• **Stored data**:
= = = =
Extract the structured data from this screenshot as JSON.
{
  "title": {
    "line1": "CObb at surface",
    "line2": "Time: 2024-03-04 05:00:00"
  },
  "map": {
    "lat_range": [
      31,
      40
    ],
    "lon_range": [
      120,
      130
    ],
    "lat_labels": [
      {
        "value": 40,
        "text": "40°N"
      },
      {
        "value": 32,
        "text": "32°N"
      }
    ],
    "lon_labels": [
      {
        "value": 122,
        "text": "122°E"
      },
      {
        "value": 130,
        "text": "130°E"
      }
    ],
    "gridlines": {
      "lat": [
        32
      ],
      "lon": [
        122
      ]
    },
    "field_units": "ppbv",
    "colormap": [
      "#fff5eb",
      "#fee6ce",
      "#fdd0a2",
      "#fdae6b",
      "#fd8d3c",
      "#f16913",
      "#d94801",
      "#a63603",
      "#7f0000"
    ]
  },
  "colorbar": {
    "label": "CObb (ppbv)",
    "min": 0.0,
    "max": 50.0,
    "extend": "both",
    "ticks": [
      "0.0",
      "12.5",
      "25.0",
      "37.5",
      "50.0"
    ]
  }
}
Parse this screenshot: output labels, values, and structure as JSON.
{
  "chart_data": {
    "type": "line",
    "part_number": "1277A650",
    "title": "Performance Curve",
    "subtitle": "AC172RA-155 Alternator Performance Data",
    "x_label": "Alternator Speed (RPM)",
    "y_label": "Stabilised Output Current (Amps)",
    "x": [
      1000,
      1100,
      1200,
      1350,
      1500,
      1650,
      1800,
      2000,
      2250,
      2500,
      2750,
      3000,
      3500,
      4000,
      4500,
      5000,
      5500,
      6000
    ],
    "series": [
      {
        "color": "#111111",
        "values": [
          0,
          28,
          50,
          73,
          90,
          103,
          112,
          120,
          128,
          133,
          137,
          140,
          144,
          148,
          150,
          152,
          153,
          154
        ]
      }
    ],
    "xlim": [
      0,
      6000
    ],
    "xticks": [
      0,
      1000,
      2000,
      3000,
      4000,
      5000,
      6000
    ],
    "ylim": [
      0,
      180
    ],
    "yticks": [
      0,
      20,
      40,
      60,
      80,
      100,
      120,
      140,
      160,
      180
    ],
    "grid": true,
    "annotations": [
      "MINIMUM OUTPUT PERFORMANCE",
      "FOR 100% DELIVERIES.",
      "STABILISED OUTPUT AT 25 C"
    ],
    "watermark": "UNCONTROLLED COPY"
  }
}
= = = =
• **Task instructions**:
Scan the material and collect every line that contains "this".

• **Answer to the problem**:
Extract the structured data from this screenshot as JSON.
Parse this screenshot: output labels, values, and structure as JSON.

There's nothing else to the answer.